<<<<

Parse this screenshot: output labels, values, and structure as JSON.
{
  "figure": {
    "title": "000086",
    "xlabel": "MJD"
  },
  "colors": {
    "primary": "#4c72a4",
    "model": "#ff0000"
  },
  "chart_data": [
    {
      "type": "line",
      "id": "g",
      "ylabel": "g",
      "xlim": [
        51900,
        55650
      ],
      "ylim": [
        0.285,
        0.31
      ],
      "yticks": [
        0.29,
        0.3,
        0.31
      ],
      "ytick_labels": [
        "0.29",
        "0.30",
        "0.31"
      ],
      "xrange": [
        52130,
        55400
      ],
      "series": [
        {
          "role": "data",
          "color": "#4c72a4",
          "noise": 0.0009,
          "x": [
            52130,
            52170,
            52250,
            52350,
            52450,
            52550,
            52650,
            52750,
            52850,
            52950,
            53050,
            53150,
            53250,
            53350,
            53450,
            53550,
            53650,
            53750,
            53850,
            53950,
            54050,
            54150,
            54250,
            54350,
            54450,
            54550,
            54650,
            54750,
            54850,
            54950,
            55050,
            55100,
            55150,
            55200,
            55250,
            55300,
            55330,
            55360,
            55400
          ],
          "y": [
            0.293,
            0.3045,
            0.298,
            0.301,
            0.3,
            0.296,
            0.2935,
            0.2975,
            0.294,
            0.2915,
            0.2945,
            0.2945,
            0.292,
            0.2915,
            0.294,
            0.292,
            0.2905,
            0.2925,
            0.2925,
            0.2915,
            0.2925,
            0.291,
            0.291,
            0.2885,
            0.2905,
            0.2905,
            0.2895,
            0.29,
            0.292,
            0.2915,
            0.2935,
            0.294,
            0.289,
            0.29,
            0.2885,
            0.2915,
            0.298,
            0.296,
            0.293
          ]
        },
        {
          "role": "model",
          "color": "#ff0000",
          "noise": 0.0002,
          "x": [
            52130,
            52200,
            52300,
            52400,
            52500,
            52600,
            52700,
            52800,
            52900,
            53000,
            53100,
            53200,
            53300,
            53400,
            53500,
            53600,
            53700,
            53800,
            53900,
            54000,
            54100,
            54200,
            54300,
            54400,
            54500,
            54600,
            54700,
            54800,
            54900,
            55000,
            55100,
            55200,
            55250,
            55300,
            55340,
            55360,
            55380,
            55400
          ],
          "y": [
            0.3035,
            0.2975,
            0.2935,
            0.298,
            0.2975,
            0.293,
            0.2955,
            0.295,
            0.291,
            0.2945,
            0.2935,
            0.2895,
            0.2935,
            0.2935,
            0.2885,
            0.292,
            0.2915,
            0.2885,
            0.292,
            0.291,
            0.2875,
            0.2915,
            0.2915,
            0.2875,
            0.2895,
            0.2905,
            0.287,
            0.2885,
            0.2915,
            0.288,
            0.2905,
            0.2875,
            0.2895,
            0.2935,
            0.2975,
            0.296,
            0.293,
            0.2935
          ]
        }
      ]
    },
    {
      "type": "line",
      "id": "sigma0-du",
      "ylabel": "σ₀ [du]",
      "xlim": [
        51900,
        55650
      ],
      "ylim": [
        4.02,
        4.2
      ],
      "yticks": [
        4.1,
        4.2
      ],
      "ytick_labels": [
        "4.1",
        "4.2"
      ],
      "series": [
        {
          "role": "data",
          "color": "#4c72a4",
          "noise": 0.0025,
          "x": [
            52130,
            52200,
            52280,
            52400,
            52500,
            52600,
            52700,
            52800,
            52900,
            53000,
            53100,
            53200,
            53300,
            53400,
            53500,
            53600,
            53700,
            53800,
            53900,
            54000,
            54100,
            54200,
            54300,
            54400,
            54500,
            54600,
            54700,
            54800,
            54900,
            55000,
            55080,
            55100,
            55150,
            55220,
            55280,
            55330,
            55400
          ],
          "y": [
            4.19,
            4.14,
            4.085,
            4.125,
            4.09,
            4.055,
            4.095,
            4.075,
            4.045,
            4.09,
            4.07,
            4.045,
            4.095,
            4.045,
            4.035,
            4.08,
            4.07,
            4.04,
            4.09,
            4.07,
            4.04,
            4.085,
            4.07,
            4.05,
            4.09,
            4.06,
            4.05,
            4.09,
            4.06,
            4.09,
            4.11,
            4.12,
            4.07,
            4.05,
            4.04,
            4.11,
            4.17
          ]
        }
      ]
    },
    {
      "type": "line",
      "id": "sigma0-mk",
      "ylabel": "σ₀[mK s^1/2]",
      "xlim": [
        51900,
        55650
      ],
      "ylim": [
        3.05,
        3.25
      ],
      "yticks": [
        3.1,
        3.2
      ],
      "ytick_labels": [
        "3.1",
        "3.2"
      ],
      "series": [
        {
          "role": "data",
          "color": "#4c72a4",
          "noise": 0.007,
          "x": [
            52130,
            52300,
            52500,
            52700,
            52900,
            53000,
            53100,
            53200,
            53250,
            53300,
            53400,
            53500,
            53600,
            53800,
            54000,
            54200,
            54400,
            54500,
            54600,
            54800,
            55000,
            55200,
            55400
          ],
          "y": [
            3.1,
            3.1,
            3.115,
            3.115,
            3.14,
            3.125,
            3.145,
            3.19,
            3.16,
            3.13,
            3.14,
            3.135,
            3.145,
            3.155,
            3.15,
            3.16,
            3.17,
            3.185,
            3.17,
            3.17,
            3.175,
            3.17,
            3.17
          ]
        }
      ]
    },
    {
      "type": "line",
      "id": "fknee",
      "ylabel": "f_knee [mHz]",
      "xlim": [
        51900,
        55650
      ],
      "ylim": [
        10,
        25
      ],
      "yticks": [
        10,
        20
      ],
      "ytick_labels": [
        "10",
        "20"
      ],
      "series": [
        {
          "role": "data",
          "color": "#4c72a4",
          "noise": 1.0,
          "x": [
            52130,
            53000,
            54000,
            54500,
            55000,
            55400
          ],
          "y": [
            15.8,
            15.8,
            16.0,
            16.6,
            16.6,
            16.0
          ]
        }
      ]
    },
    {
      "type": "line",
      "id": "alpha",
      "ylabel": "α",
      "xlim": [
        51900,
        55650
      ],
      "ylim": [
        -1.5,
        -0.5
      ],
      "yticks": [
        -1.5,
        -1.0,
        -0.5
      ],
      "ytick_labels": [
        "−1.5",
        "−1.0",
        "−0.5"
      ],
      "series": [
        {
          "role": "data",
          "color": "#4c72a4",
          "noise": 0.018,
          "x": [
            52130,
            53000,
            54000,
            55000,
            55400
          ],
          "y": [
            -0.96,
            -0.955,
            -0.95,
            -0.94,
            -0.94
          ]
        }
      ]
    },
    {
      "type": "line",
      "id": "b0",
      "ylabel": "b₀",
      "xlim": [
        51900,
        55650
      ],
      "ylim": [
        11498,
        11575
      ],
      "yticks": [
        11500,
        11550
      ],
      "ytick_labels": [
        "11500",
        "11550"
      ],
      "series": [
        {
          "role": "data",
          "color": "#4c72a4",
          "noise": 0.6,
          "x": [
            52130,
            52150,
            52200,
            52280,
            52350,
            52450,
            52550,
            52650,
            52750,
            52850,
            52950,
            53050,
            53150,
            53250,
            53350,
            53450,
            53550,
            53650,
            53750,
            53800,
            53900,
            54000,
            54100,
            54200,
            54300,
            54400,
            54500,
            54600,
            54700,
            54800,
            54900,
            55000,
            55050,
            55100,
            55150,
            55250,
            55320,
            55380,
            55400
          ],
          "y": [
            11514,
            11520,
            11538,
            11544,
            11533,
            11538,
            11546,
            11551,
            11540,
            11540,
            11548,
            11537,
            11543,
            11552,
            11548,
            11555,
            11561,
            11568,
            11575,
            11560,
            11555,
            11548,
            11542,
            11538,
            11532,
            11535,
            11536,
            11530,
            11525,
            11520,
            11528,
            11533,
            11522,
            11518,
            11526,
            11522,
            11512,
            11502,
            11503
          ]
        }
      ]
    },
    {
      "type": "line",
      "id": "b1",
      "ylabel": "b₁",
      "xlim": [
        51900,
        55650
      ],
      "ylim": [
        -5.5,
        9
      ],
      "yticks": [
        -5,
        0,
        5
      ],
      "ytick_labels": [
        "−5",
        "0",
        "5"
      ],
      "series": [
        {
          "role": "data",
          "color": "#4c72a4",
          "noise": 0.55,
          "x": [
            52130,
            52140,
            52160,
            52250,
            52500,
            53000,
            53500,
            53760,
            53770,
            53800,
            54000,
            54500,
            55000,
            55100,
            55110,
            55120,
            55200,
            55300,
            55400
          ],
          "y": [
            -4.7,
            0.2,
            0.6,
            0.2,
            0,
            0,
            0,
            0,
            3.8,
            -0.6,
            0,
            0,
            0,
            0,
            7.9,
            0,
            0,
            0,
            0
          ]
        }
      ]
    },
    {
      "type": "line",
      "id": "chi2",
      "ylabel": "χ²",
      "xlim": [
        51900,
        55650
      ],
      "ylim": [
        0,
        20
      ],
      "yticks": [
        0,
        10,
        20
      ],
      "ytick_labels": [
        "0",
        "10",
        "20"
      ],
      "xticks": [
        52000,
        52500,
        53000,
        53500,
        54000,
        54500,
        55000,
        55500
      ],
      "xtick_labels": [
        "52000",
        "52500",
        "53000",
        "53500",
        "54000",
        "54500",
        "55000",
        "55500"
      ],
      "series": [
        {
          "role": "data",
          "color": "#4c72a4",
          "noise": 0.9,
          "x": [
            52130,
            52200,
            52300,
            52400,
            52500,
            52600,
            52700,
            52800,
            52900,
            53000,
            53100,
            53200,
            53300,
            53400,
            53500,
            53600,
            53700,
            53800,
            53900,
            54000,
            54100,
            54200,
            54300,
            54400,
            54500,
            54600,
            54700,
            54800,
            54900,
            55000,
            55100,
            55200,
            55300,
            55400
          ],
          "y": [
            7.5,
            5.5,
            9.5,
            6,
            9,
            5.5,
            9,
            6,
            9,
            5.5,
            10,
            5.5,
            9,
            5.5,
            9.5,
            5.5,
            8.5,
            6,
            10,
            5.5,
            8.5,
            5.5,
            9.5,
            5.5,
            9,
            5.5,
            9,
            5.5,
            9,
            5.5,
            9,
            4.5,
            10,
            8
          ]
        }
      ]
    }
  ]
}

>>>>

Pick out each line above that includes "noise" and show it.

          "noise": 0.0009,
          "noise": 0.0002,
          "noise": 0.0025,
          "noise": 0.007,
          "noise": 1.0,
          "noise": 0.018,
          "noise": 0.6,
          "noise": 0.55,
          "noise": 0.9,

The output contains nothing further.